__Task to complete__
Every entry here needs to be repeated exactly.

__Records for the exercise__

'''

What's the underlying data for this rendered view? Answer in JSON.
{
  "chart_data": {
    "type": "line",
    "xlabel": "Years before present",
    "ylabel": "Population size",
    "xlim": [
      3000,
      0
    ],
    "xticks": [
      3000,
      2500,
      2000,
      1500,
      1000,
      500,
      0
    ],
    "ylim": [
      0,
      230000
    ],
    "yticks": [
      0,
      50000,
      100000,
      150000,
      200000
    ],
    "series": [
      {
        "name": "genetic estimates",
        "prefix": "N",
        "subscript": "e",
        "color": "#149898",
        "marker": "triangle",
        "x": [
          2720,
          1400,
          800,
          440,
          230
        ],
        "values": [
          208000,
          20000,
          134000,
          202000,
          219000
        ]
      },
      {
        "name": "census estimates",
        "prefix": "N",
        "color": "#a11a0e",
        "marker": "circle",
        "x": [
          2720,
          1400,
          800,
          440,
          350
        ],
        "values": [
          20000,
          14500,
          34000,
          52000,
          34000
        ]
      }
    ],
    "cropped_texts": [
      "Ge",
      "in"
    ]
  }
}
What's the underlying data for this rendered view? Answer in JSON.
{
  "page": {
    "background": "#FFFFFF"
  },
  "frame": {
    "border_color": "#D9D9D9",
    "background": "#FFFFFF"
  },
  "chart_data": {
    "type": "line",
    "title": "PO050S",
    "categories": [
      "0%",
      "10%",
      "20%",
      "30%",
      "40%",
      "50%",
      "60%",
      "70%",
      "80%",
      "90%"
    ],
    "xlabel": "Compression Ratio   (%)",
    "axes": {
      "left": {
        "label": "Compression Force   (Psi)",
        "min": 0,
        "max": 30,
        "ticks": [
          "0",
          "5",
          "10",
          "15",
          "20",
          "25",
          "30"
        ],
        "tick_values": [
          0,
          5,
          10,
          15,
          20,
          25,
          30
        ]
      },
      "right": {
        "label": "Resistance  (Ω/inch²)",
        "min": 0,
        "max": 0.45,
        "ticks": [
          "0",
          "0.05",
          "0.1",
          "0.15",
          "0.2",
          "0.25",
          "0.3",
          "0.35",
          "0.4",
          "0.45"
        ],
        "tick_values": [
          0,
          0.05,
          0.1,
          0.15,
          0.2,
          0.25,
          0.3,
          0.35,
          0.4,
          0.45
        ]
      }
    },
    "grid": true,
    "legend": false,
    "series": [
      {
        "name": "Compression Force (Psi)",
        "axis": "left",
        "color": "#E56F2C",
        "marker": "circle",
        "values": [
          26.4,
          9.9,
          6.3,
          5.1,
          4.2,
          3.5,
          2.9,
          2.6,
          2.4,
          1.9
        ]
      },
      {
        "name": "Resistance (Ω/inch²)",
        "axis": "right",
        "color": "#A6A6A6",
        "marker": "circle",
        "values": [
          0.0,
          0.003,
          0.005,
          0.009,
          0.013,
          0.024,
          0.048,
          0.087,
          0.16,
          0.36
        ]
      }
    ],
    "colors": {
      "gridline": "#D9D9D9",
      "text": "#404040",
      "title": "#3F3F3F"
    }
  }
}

'''

__Task solution__
What's the underlying data for this rendered view? Answer in JSON.
{
  "chart_data": {
    "type": "line",
    "xlabel": "Years before present",
    "ylabel": "Population size",
    "xlim": [
      3000,
      0
    ],
    "xticks": [
      3000,
      2500,
      2000,
      1500,
      1000,
      500,
      0
    ],
    "ylim": [
      0,
      230000
    ],
    "yticks": [
      0,
      50000,
      100000,
      150000,
      200000
    ],
    "series": [
      {
        "name": "genetic estimates",
        "prefix": "N",
        "subscript": "e",
        "color": "#149898",
        "marker": "triangle",
        "x": [
          2720,
          1400,
          800,
          440,
          230
        ],
        "values": [
          208000,
          20000,
          134000,
          202000,
          219000
        ]
      },
      {
        "name": "census estimates",
        "prefix": "N",
        "color": "#a11a0e",
        "marker": "circle",
        "x": [
          2720,
          1400,
          800,
          440,
          350
        ],
        "values": [
          20000,
          14500,
          34000,
          52000,
          34000
        ]
      }
    ],
    "cropped_texts": [
      "Ge",
      "in"
    ]
  }
}
What's the underlying data for this rendered view? Answer in JSON.
{
  "page": {
    "background": "#FFFFFF"
  },
  "frame": {
    "border_color": "#D9D9D9",
    "background": "#FFFFFF"
  },
  "chart_data": {
    "type": "line",
    "title": "PO050S",
    "categories": [
      "0%",
      "10%",
      "20%",
      "30%",
      "40%",
      "50%",
      "60%",
      "70%",
      "80%",
      "90%"
    ],
    "xlabel": "Compression Ratio   (%)",
    "axes": {
      "left": {
        "label": "Compression Force   (Psi)",
        "min": 0,
        "max": 30,
        "ticks": [
          "0",
          "5",
          "10",
          "15",
          "20",
          "25",
          "30"
        ],
        "tick_values": [
          0,
          5,
          10,
          15,
          20,
          25,
          30
        ]
      },
      "right": {
        "label": "Resistance  (Ω/inch²)",
        "min": 0,
        "max": 0.45,
        "ticks": [
          "0",
          "0.05",
          "0.1",
          "0.15",
          "0.2",
          "0.25",
          "0.3",
          "0.35",
          "0.4",
          "0.45"
        ],
        "tick_values": [
          0,
          0.05,
          0.1,
          0.15,
          0.2,
          0.25,
          0.3,
          0.35,
          0.4,
          0.45
        ]
      }
    },
    "grid": true,
    "legend": false,
    "series": [
      {
        "name": "Compression Force (Psi)",
        "axis": "left",
        "color": "#E56F2C",
        "marker": "circle",
        "values": [
          26.4,
          9.9,
          6.3,
          5.1,
          4.2,
          3.5,
          2.9,
          2.6,
          2.4,
          1.9
        ]
      },
      {
        "name": "Resistance (Ω/inch²)",
        "axis": "right",
        "color": "#A6A6A6",
        "marker": "circle",
        "values": [
          0.0,
          0.003,
          0.005,
          0.009,
          0.013,
          0.024,
          0.048,
          0.087,
          0.16,
          0.36
        ]
      }
    ],
    "colors": {
      "gridline": "#D9D9D9",
      "text": "#404040",
      "title": "#3F3F3F"
    }
  }
}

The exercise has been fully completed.